(Extracted data entries)

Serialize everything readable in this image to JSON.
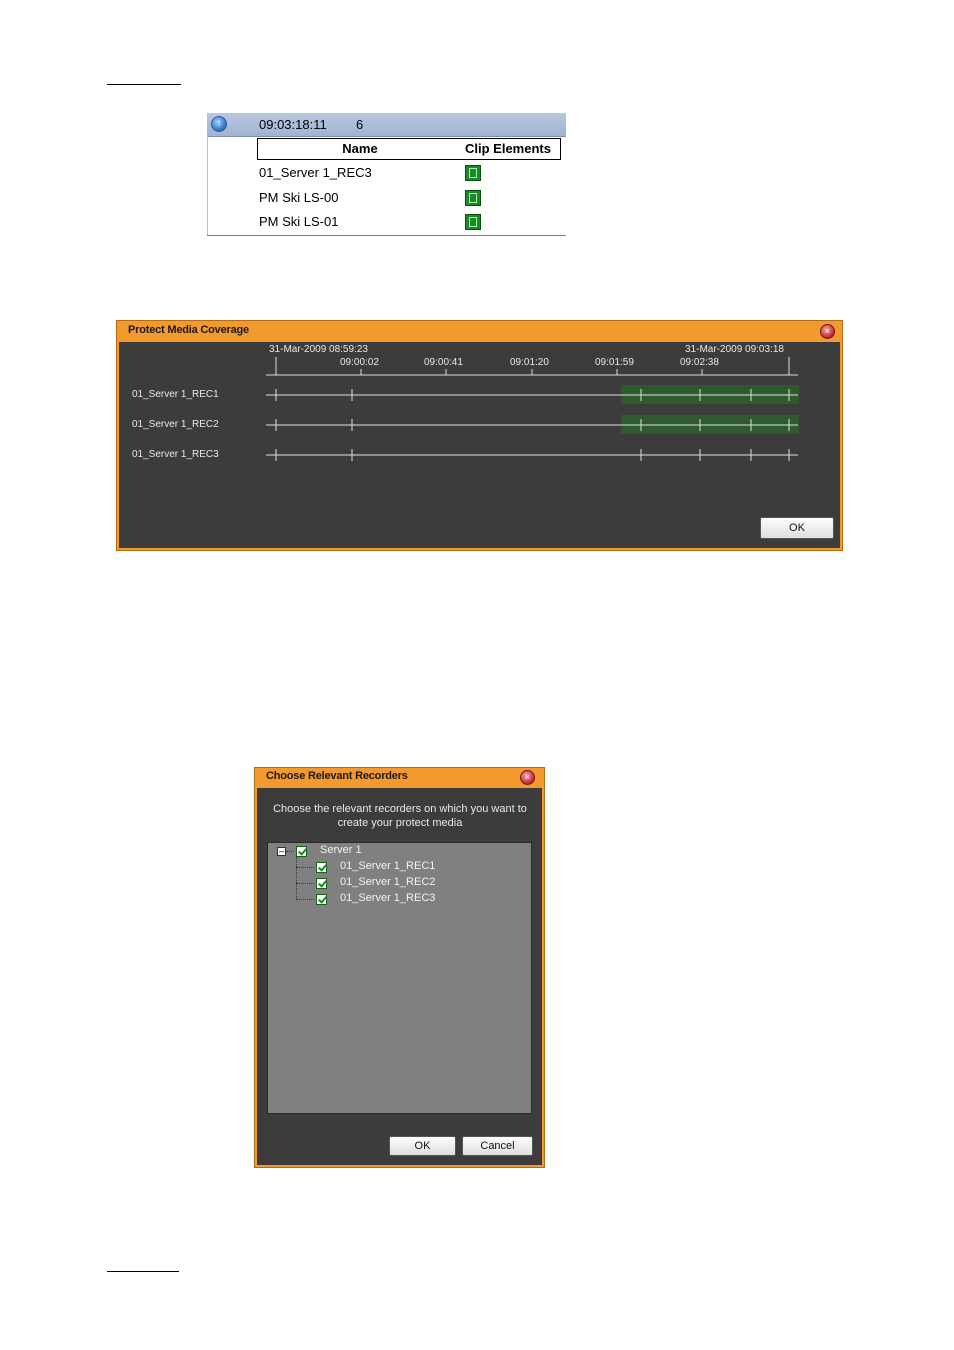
{
  "clip_table": {
    "timecode": "09:03:18:11",
    "count": "6",
    "columns": [
      "Name",
      "Clip Elements"
    ],
    "rows": [
      {
        "name": "01_Server 1_REC3",
        "icon": "clip-element-icon"
      },
      {
        "name": "PM Ski LS-00",
        "icon": "clip-element-icon"
      },
      {
        "name": "PM Ski LS-01",
        "icon": "clip-element-icon"
      }
    ]
  },
  "coverage_dialog": {
    "title": "Protect Media Coverage",
    "start_time": "31-Mar-2009 08:59:23",
    "end_time": "31-Mar-2009 09:03:18",
    "ticks": [
      "09:00:02",
      "09:00:41",
      "09:01:20",
      "09:01:59",
      "09:02:38"
    ],
    "recorders": [
      "01_Server 1_REC1",
      "01_Server 1_REC2",
      "01_Server 1_REC3"
    ],
    "ok_label": "OK",
    "colors": {
      "background": "#3c3c3c",
      "frame": "#f39a2e",
      "coverage": "#2f5a2f"
    }
  },
  "recorders_dialog": {
    "title": "Choose Relevant Recorders",
    "instruction_line1": "Choose the relevant recorders on which you want to",
    "instruction_line2": "create your protect media",
    "server": {
      "label": "Server 1",
      "checked": true
    },
    "recorders": [
      {
        "label": "01_Server 1_REC1",
        "checked": true
      },
      {
        "label": "01_Server 1_REC2",
        "checked": true
      },
      {
        "label": "01_Server 1_REC3",
        "checked": true
      }
    ],
    "ok_label": "OK",
    "cancel_label": "Cancel"
  }
}
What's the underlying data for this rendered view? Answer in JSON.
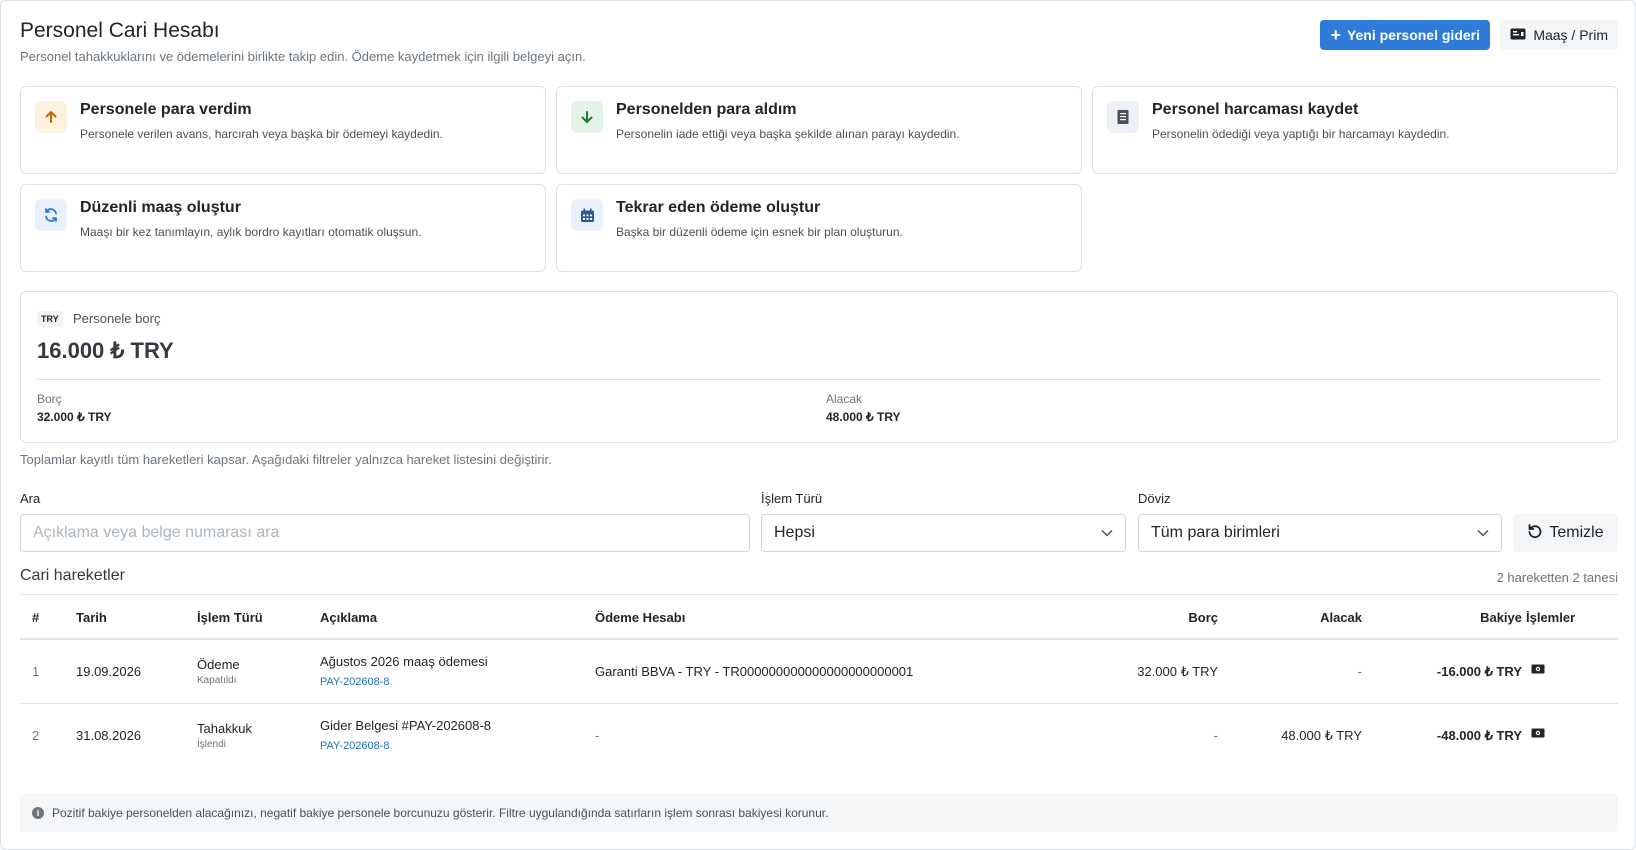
{
  "header": {
    "title": "Personel Cari Hesabı",
    "subtitle": "Personel tahakkuklarını ve ödemelerini birlikte takip edin. Ödeme kaydetmek için ilgili belgeyi açın.",
    "new_expense_label": "Yeni personel gideri",
    "salary_label": "Maaş / Prim"
  },
  "actions": [
    {
      "title": "Personele para verdim",
      "desc": "Personele verilen avans, harcırah veya başka bir ödemeyi kaydedin.",
      "icon": "arrow-up-icon"
    },
    {
      "title": "Personelden para aldım",
      "desc": "Personelin iade ettiği veya başka şekilde alınan parayı kaydedin.",
      "icon": "arrow-down-icon"
    },
    {
      "title": "Personel harcaması kaydet",
      "desc": "Personelin ödediği veya yaptığı bir harcamayı kaydedin.",
      "icon": "receipt-icon"
    },
    {
      "title": "Düzenli maaş oluştur",
      "desc": "Maaşı bir kez tanımlayın, aylık bordro kayıtları otomatik oluşsun.",
      "icon": "refresh-icon"
    },
    {
      "title": "Tekrar eden ödeme oluştur",
      "desc": "Başka bir düzenli ödeme için esnek bir plan oluşturun.",
      "icon": "calendar-icon"
    }
  ],
  "balance": {
    "currency": "TRY",
    "label": "Personele borç",
    "amount": "16.000 ₺ TRY",
    "debit_label": "Borç",
    "debit_value": "32.000 ₺ TRY",
    "credit_label": "Alacak",
    "credit_value": "48.000 ₺ TRY"
  },
  "totals_note": "Toplamlar kayıtlı tüm hareketleri kapsar. Aşağıdaki filtreler yalnızca hareket listesini değiştirir.",
  "filters": {
    "search_label": "Ara",
    "search_placeholder": "Açıklama veya belge numarası ara",
    "type_label": "İşlem Türü",
    "type_value": "Hepsi",
    "currency_label": "Döviz",
    "currency_value": "Tüm para birimleri",
    "clear_label": "Temizle"
  },
  "movements": {
    "title": "Cari hareketler",
    "count": "2 hareketten 2 tanesi",
    "columns": [
      "#",
      "Tarih",
      "İşlem Türü",
      "Açıklama",
      "Ödeme Hesabı",
      "Borç",
      "Alacak",
      "Bakiye",
      "İşlemler"
    ],
    "rows": [
      {
        "no": "1",
        "date": "19.09.2026",
        "type": "Ödeme",
        "status": "Kapatıldı",
        "desc": "Ağustos 2026 maaş ödemesi",
        "ref": "PAY-202608-8",
        "account": "Garanti BBVA - TRY - TR000000000000000000000001",
        "debit": "32.000 ₺ TRY",
        "credit": "-",
        "balance": "-16.000 ₺ TRY"
      },
      {
        "no": "2",
        "date": "31.08.2026",
        "type": "Tahakkuk",
        "status": "İşlendi",
        "desc": "Gider Belgesi #PAY-202608-8",
        "ref": "PAY-202608-8",
        "account": "-",
        "debit": "-",
        "credit": "48.000 ₺ TRY",
        "balance": "-48.000 ₺ TRY"
      }
    ]
  },
  "footnote": "Pozitif bakiye personelden alacağınızı, negatif bakiye personele borcunuzu gösterir. Filtre uygulandığında satırların işlem sonrası bakiyesi korunur.",
  "colors": {
    "primary": "#2f7bd9",
    "link": "#1f6fc7",
    "up_bg": "#fff1e0",
    "up_fg": "#b86a00",
    "down_bg": "#e3f3e6",
    "down_fg": "#1d7a36"
  }
}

Exercise: Return all lines with the word "Açıklama" in them.

Solution to the problem:
    "search_placeholder": "Açıklama veya belge numarası ara",
      "Açıklama",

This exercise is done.